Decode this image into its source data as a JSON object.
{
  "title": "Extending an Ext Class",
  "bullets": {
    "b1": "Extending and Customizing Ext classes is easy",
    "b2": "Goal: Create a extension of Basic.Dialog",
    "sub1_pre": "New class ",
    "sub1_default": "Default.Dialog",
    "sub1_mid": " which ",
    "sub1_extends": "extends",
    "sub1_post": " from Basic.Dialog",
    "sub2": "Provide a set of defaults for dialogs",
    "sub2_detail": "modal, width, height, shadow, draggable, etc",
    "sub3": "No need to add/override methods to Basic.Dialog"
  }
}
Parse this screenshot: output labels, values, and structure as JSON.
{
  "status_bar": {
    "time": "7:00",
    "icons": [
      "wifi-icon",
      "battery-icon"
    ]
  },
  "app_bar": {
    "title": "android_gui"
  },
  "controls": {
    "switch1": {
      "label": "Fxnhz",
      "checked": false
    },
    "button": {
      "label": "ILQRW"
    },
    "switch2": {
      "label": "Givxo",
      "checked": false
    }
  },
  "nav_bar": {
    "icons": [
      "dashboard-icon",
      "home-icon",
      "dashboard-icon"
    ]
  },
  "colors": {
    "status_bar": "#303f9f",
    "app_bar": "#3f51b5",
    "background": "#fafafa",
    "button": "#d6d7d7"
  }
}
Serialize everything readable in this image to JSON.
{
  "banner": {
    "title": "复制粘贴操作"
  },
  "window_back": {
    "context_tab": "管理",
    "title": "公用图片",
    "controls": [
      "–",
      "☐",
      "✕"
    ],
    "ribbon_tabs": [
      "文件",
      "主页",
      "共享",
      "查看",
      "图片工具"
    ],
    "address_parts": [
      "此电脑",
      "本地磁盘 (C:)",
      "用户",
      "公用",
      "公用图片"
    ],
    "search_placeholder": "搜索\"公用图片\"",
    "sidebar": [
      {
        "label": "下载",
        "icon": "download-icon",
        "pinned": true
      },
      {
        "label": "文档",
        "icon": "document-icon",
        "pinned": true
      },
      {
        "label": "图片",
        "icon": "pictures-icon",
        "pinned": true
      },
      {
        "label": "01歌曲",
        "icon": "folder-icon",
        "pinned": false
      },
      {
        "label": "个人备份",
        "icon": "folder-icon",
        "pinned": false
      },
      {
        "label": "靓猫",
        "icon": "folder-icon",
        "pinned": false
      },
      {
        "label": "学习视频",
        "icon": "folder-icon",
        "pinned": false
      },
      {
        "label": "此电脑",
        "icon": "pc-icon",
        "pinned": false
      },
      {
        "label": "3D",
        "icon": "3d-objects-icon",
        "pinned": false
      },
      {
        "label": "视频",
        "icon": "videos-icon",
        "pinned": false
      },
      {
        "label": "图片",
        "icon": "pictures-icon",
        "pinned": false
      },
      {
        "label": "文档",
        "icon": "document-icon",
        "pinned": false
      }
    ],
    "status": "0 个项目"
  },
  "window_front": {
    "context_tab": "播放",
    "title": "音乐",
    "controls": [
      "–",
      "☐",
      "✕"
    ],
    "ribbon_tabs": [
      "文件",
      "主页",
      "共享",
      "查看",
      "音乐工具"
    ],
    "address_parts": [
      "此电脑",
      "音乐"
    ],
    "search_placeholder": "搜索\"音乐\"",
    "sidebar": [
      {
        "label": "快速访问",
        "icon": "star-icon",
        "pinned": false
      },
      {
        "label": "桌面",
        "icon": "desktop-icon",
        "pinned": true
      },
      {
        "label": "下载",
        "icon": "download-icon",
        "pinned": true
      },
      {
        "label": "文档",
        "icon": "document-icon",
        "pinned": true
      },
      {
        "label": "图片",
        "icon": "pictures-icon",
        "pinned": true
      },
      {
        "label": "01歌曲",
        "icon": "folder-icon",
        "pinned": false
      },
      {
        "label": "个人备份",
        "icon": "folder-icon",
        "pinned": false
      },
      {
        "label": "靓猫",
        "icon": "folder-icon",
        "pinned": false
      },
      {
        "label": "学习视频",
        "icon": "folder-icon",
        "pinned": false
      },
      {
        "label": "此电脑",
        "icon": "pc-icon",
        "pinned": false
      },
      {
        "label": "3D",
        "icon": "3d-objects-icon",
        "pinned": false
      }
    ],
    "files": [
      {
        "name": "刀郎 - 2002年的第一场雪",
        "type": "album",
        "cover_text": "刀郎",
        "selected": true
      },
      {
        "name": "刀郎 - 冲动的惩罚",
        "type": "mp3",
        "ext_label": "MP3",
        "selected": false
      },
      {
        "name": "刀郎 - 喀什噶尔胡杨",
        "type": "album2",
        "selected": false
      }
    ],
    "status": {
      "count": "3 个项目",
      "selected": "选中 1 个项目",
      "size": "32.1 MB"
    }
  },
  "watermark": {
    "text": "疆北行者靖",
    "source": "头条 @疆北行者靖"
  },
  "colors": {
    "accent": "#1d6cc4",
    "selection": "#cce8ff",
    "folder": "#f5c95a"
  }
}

··········

• JOB: All records above must be set down exactly, please.

• SOLVED EXERCISE:
Decode this image into its source data as a JSON object.
{
  "title": "Extending an Ext Class",
  "bullets": {
    "b1": "Extending and Customizing Ext classes is easy",
    "b2": "Goal: Create a extension of Basic.Dialog",
    "sub1_pre": "New class ",
    "sub1_default": "Default.Dialog",
    "sub1_mid": " which ",
    "sub1_extends": "extends",
    "sub1_post": " from Basic.Dialog",
    "sub2": "Provide a set of defaults for dialogs",
    "sub2_detail": "modal, width, height, shadow, draggable, etc",
    "sub3": "No need to add/override methods to Basic.Dialog"
  }
}
Parse this screenshot: output labels, values, and structure as JSON.
{
  "status_bar": {
    "time": "7:00",
    "icons": [
      "wifi-icon",
      "battery-icon"
    ]
  },
  "app_bar": {
    "title": "android_gui"
  },
  "controls": {
    "switch1": {
      "label": "Fxnhz",
      "checked": false
    },
    "button": {
      "label": "ILQRW"
    },
    "switch2": {
      "label": "Givxo",
      "checked": false
    }
  },
  "nav_bar": {
    "icons": [
      "dashboard-icon",
      "home-icon",
      "dashboard-icon"
    ]
  },
  "colors": {
    "status_bar": "#303f9f",
    "app_bar": "#3f51b5",
    "background": "#fafafa",
    "button": "#d6d7d7"
  }
}
Serialize everything readable in this image to JSON.
{
  "banner": {
    "title": "复制粘贴操作"
  },
  "window_back": {
    "context_tab": "管理",
    "title": "公用图片",
    "controls": [
      "–",
      "☐",
      "✕"
    ],
    "ribbon_tabs": [
      "文件",
      "主页",
      "共享",
      "查看",
      "图片工具"
    ],
    "address_parts": [
      "此电脑",
      "本地磁盘 (C:)",
      "用户",
      "公用",
      "公用图片"
    ],
    "search_placeholder": "搜索\"公用图片\"",
    "sidebar": [
      {
        "label": "下载",
        "icon": "download-icon",
        "pinned": true
      },
      {
        "label": "文档",
        "icon": "document-icon",
        "pinned": true
      },
      {
        "label": "图片",
        "icon": "pictures-icon",
        "pinned": true
      },
      {
        "label": "01歌曲",
        "icon": "folder-icon",
        "pinned": false
      },
      {
        "label": "个人备份",
        "icon": "folder-icon",
        "pinned": false
      },
      {
        "label": "靓猫",
        "icon": "folder-icon",
        "pinned": false
      },
      {
        "label": "学习视频",
        "icon": "folder-icon",
        "pinned": false
      },
      {
        "label": "此电脑",
        "icon": "pc-icon",
        "pinned": false
      },
      {
        "label": "3D",
        "icon": "3d-objects-icon",
        "pinned": false
      },
      {
        "label": "视频",
        "icon": "videos-icon",
        "pinned": false
      },
      {
        "label": "图片",
        "icon": "pictures-icon",
        "pinned": false
      },
      {
        "label": "文档",
        "icon": "document-icon",
        "pinned": false
      }
    ],
    "status": "0 个项目"
  },
  "window_front": {
    "context_tab": "播放",
    "title": "音乐",
    "controls": [
      "–",
      "☐",
      "✕"
    ],
    "ribbon_tabs": [
      "文件",
      "主页",
      "共享",
      "查看",
      "音乐工具"
    ],
    "address_parts": [
      "此电脑",
      "音乐"
    ],
    "search_placeholder": "搜索\"音乐\"",
    "sidebar": [
      {
        "label": "快速访问",
        "icon": "star-icon",
        "pinned": false
      },
      {
        "label": "桌面",
        "icon": "desktop-icon",
        "pinned": true
      },
      {
        "label": "下载",
        "icon": "download-icon",
        "pinned": true
      },
      {
        "label": "文档",
        "icon": "document-icon",
        "pinned": true
      },
      {
        "label": "图片",
        "icon": "pictures-icon",
        "pinned": true
      },
      {
        "label": "01歌曲",
        "icon": "folder-icon",
        "pinned": false
      },
      {
        "label": "个人备份",
        "icon": "folder-icon",
        "pinned": false
      },
      {
        "label": "靓猫",
        "icon": "folder-icon",
        "pinned": false
      },
      {
        "label": "学习视频",
        "icon": "folder-icon",
        "pinned": false
      },
      {
        "label": "此电脑",
        "icon": "pc-icon",
        "pinned": false
      },
      {
        "label": "3D",
        "icon": "3d-objects-icon",
        "pinned": false
      }
    ],
    "files": [
      {
        "name": "刀郎 - 2002年的第一场雪",
        "type": "album",
        "cover_text": "刀郎",
        "selected": true
      },
      {
        "name": "刀郎 - 冲动的惩罚",
        "type": "mp3",
        "ext_label": "MP3",
        "selected": false
      },
      {
        "name": "刀郎 - 喀什噶尔胡杨",
        "type": "album2",
        "selected": false
      }
    ],
    "status": {
      "count": "3 个项目",
      "selected": "选中 1 个项目",
      "size": "32.1 MB"
    }
  },
  "watermark": {
    "text": "疆北行者靖",
    "source": "头条 @疆北行者靖"
  },
  "colors": {
    "accent": "#1d6cc4",
    "selection": "#cce8ff",
    "folder": "#f5c95a"
  }
}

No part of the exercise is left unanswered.